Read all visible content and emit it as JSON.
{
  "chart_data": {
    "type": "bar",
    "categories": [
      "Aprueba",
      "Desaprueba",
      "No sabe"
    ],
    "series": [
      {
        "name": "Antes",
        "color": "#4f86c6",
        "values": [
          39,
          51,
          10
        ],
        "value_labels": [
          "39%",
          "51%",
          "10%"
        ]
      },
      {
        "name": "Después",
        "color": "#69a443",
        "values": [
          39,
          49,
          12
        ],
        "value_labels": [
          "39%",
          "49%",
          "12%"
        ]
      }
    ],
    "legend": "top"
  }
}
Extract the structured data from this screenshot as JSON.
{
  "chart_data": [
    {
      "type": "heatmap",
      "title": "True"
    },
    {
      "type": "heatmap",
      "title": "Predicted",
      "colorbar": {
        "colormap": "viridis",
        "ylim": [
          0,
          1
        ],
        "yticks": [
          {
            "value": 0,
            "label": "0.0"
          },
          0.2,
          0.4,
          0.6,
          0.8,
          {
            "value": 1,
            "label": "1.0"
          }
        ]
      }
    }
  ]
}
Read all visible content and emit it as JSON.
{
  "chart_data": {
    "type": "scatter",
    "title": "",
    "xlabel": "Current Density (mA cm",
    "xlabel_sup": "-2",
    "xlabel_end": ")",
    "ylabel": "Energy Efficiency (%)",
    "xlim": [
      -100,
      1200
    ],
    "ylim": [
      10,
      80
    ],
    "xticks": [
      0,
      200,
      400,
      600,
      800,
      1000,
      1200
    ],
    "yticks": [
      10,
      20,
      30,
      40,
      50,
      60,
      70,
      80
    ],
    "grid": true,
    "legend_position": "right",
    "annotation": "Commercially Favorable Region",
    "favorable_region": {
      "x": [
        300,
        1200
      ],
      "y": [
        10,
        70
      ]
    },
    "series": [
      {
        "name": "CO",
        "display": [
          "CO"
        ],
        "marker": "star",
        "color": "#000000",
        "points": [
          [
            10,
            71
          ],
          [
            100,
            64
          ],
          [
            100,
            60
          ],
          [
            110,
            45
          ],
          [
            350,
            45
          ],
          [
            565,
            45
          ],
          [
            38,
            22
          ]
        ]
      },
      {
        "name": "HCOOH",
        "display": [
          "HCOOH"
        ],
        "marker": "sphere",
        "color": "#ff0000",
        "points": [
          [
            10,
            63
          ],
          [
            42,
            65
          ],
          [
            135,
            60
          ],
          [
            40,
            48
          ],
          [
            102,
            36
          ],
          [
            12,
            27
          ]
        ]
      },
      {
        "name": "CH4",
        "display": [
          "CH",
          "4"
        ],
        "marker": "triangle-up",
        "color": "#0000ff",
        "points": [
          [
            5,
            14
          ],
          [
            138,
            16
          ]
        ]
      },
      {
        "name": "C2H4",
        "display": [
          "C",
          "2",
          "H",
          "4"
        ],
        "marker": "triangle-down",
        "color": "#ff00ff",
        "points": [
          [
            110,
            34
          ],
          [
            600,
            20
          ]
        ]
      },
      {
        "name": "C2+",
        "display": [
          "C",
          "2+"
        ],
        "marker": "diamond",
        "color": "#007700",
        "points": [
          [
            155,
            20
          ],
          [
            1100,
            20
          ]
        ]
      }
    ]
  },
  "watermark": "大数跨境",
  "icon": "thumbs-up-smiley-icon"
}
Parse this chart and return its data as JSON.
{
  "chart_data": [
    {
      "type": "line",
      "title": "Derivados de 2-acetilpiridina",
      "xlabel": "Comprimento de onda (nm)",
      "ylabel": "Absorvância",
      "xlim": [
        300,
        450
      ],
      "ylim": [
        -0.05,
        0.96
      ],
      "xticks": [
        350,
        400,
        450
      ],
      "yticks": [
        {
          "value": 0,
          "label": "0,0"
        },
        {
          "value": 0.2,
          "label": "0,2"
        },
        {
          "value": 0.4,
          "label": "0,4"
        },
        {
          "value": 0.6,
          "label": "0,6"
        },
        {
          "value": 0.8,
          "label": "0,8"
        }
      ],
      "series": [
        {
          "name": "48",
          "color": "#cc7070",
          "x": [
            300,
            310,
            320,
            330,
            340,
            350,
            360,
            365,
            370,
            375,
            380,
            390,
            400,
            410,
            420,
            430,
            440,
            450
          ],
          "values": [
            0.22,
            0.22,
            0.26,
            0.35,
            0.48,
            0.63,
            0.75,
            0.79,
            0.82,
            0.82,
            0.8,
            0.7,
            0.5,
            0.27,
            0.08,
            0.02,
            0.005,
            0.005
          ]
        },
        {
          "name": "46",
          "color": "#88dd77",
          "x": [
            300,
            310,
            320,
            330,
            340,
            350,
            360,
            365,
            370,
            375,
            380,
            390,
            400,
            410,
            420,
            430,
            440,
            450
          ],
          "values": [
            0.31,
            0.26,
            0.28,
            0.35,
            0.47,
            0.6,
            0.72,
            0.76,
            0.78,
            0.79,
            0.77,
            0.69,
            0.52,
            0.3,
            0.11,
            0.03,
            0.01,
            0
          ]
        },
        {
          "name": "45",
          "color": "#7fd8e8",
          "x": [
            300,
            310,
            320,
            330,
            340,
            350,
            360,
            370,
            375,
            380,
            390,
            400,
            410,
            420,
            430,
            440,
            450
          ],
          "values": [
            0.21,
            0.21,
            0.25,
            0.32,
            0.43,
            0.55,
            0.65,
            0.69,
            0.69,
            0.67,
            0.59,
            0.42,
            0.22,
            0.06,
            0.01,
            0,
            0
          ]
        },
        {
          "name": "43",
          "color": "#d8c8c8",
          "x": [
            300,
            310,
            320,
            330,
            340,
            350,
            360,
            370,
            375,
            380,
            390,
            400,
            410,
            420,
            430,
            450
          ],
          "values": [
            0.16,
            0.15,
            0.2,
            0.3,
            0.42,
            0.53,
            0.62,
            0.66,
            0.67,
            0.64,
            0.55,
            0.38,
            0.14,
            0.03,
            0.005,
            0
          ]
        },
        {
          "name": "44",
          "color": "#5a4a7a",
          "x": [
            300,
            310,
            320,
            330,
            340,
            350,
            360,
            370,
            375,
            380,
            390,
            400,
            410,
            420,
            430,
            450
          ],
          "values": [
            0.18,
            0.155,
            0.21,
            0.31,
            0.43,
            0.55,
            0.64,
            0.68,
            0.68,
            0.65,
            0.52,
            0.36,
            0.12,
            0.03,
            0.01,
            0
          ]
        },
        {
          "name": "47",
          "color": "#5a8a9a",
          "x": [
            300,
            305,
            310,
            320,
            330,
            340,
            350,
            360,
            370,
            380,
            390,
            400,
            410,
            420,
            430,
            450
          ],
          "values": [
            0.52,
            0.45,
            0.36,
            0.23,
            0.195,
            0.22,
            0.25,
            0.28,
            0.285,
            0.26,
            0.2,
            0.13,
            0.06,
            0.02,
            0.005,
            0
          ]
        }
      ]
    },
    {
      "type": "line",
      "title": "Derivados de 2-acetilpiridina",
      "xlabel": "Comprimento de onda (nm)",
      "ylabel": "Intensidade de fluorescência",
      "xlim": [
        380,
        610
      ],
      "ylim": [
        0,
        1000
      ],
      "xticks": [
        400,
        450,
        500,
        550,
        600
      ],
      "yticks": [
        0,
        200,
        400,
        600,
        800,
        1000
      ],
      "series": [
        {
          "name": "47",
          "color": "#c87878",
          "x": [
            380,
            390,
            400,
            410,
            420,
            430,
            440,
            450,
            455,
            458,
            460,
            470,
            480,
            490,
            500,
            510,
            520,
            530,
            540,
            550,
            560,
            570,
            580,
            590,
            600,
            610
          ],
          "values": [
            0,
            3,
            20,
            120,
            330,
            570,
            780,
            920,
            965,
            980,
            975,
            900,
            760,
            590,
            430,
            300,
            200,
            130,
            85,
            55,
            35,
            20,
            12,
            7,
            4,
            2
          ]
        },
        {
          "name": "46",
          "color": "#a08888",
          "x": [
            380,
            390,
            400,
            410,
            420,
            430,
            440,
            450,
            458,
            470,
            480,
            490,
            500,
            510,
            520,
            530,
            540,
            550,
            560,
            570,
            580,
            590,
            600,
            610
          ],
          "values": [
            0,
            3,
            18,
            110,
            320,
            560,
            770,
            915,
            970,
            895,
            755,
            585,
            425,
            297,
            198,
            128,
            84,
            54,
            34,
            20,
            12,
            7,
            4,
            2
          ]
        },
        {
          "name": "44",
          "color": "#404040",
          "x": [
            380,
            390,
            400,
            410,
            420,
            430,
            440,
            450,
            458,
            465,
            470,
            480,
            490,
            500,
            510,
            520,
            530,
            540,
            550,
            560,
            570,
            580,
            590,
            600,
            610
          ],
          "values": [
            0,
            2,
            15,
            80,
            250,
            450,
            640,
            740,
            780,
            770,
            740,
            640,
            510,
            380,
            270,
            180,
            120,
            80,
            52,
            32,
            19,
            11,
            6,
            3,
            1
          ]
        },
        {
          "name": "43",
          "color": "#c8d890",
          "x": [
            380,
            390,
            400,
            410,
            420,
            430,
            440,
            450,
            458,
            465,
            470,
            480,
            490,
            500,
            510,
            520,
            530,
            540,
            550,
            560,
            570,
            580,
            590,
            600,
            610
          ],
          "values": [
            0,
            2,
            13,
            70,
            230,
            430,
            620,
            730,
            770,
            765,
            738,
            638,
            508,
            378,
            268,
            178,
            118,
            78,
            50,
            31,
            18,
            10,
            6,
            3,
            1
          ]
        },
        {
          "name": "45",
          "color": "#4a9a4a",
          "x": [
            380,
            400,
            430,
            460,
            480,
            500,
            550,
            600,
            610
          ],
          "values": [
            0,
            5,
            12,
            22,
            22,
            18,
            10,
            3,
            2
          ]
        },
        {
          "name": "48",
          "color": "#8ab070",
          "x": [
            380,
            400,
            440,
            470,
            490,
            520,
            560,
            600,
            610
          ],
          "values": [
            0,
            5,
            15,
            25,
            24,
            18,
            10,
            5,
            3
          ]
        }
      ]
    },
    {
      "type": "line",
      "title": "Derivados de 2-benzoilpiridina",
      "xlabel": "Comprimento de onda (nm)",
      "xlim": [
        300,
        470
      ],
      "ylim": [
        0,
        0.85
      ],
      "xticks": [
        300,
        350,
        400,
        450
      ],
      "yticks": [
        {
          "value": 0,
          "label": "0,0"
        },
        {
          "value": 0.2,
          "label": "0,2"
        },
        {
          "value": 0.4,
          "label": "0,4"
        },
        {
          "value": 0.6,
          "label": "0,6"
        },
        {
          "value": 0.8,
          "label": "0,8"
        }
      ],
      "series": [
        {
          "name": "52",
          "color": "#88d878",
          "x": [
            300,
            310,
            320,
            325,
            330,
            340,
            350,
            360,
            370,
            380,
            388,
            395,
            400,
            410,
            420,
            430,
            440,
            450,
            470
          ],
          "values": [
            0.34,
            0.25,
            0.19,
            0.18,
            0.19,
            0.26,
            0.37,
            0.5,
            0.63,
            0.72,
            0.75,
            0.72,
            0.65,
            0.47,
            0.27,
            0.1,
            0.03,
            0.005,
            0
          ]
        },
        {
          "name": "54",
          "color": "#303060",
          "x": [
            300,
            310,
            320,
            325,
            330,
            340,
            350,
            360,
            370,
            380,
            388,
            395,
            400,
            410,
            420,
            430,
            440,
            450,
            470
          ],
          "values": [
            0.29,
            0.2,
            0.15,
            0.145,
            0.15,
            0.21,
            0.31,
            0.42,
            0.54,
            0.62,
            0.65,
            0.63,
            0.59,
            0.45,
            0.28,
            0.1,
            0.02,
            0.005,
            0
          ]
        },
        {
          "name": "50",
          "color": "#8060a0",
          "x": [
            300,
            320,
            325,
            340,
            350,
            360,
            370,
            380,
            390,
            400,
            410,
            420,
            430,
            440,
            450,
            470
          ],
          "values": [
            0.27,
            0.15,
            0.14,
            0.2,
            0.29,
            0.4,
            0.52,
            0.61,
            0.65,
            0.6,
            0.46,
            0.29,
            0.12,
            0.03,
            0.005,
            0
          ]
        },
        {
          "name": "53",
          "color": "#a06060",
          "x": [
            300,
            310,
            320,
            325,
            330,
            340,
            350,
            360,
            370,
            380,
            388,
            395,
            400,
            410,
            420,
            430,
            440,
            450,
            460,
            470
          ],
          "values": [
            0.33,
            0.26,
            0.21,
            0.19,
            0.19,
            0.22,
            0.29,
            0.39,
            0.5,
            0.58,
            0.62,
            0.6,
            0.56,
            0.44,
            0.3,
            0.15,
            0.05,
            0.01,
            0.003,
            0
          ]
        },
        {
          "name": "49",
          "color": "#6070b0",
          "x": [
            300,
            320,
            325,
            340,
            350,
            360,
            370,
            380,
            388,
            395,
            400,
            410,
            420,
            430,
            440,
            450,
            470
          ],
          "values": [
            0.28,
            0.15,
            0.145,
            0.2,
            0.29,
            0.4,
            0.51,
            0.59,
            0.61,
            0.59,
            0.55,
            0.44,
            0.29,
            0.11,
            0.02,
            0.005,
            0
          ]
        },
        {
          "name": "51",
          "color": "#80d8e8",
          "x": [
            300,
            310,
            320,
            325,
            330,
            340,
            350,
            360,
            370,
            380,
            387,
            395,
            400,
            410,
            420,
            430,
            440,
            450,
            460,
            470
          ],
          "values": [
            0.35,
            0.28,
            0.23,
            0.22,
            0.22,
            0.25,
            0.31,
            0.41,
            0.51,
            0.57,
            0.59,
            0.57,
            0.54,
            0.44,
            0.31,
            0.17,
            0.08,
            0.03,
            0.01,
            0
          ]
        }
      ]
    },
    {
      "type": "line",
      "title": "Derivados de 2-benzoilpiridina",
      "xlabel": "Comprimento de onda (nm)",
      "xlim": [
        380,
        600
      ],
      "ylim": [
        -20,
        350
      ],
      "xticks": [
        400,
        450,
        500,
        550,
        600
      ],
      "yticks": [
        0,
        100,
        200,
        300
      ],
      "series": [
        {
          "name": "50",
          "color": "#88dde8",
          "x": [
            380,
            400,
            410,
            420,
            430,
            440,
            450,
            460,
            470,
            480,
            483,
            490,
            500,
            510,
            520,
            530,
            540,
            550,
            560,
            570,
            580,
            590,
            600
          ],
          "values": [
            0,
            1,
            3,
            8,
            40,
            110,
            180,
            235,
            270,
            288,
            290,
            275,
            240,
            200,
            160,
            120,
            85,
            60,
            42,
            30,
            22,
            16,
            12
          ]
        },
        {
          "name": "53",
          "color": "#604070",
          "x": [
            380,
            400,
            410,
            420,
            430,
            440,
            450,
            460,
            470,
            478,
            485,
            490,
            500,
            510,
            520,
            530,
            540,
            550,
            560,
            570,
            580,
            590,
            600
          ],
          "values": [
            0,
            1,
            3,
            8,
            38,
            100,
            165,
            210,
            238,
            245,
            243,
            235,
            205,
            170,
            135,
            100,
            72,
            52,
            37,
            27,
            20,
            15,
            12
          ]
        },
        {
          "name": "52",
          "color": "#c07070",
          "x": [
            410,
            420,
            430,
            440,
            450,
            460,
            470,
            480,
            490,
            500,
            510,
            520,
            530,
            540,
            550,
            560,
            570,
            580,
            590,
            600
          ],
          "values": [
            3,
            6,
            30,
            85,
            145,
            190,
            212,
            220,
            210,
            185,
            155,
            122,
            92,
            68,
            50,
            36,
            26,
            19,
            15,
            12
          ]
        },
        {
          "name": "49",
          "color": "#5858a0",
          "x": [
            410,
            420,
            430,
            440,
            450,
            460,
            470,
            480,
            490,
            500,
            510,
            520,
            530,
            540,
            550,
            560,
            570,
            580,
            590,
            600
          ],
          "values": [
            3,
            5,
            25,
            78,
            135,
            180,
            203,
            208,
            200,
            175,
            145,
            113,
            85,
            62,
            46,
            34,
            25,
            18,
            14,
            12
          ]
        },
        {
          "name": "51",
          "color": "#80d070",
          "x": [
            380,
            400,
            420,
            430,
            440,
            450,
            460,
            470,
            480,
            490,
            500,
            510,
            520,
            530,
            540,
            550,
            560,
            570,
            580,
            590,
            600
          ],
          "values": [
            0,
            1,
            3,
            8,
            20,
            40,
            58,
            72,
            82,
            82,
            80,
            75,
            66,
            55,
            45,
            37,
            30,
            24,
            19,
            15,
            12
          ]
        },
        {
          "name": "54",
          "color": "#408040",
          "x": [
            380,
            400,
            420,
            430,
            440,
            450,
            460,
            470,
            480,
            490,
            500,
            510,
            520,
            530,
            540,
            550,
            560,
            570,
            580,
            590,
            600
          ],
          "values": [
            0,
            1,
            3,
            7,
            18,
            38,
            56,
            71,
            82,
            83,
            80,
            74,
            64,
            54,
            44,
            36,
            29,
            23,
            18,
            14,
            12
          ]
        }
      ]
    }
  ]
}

◆ Set task
Using the records above, pull out each line where the word "this" occurs.

◆ The completed task
Extract the structured data from this screenshot as JSON.
Parse this chart and return its data as JSON.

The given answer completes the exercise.